▶ [Written task]:
Locate each line in the records containing "highlight". Copy it.

▶ [Listed entries]:
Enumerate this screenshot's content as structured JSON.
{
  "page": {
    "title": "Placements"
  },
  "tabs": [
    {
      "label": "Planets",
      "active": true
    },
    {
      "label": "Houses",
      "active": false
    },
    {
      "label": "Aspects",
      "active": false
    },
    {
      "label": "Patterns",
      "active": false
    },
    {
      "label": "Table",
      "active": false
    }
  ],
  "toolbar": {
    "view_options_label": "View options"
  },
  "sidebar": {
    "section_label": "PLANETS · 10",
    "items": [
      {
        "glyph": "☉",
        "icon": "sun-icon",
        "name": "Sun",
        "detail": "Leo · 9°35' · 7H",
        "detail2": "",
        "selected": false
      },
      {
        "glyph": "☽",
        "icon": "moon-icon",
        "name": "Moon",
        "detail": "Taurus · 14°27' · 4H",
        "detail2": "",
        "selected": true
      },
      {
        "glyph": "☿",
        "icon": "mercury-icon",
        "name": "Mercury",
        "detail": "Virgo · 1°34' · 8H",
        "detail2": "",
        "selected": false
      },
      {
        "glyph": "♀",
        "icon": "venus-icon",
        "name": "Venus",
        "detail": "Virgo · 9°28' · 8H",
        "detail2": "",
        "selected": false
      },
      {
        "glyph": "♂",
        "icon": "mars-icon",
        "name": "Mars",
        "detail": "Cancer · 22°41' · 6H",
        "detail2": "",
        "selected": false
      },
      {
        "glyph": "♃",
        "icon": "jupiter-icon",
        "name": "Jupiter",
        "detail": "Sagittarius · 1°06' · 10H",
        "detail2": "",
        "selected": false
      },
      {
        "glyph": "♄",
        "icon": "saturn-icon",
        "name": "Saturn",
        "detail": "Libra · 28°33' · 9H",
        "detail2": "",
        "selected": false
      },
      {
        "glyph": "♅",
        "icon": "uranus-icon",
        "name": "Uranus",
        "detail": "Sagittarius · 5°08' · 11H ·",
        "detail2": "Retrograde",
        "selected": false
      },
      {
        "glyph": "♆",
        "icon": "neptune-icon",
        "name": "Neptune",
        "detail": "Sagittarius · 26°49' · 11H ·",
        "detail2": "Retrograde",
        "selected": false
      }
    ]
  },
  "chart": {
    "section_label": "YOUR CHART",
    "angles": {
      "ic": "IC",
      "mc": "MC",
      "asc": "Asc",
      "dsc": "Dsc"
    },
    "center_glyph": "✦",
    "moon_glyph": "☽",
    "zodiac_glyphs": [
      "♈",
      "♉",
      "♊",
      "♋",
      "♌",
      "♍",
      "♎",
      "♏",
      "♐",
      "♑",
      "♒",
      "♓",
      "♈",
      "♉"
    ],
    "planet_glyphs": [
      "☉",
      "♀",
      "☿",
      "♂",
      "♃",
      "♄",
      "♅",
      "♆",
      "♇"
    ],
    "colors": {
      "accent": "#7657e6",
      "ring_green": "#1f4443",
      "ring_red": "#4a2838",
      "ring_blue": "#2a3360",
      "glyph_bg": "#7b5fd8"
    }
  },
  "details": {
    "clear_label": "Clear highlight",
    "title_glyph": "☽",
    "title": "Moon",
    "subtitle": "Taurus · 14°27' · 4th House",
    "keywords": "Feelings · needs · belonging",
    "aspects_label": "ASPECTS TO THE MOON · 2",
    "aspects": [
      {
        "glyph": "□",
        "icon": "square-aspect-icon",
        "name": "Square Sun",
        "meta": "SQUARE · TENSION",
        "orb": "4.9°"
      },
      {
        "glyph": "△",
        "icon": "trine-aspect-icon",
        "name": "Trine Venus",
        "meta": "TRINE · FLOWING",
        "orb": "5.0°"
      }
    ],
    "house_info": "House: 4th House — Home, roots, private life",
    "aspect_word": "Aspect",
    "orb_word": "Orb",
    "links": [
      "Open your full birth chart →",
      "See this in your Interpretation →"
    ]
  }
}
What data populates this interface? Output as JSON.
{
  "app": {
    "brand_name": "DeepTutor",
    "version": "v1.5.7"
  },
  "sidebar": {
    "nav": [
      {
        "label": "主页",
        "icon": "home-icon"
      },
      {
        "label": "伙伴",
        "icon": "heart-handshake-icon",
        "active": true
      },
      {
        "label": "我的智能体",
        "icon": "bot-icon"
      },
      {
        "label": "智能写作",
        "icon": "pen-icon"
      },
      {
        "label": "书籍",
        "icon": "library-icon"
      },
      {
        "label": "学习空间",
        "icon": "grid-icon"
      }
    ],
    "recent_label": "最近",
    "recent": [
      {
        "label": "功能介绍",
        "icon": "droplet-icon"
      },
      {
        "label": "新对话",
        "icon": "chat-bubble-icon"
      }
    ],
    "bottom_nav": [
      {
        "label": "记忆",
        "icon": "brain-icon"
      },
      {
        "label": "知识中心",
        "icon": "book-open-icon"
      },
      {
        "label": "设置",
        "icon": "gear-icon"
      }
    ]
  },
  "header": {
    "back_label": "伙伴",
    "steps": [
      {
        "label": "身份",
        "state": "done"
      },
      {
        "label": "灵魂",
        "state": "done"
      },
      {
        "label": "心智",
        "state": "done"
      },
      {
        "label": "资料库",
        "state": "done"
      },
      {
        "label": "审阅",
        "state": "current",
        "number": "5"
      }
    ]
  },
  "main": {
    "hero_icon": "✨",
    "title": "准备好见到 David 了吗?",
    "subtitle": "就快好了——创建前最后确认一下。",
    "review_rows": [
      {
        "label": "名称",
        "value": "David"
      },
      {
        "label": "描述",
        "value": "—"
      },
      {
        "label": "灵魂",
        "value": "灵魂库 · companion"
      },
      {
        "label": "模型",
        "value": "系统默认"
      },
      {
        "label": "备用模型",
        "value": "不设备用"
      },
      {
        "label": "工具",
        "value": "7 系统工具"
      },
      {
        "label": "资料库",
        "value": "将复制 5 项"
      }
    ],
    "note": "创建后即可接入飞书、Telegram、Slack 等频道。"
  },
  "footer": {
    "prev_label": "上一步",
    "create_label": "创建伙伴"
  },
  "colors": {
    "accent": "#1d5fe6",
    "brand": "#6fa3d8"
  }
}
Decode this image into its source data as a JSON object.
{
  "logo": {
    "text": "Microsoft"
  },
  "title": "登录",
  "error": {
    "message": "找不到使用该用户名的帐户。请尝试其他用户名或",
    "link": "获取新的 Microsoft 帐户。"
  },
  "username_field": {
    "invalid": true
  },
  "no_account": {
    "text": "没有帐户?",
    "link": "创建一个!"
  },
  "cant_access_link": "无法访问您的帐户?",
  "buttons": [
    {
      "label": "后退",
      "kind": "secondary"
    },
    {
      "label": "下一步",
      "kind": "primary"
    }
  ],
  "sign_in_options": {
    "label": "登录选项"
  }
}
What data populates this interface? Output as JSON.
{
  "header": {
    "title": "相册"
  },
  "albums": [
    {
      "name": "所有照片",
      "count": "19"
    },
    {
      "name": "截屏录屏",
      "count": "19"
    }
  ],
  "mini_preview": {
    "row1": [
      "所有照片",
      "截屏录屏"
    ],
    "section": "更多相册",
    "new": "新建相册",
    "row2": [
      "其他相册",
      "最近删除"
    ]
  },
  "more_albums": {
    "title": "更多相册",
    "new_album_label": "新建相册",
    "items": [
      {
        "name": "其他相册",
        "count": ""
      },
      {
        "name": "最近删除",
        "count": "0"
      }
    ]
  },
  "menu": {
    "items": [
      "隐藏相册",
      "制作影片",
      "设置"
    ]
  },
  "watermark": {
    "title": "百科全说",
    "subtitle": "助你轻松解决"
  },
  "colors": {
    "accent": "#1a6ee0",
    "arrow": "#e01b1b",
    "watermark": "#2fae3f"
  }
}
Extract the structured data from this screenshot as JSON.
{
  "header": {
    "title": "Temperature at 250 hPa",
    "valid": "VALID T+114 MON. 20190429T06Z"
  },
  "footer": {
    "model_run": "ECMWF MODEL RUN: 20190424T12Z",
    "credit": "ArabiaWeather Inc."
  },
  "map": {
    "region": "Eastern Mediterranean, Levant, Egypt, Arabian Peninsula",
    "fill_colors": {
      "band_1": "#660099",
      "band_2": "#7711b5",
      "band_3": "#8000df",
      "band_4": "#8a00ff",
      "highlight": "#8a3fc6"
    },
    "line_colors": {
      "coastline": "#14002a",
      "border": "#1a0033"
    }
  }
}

▶ [Result of this task]:
    "clear_label": "Clear highlight",
      "highlight": "#8a3fc6"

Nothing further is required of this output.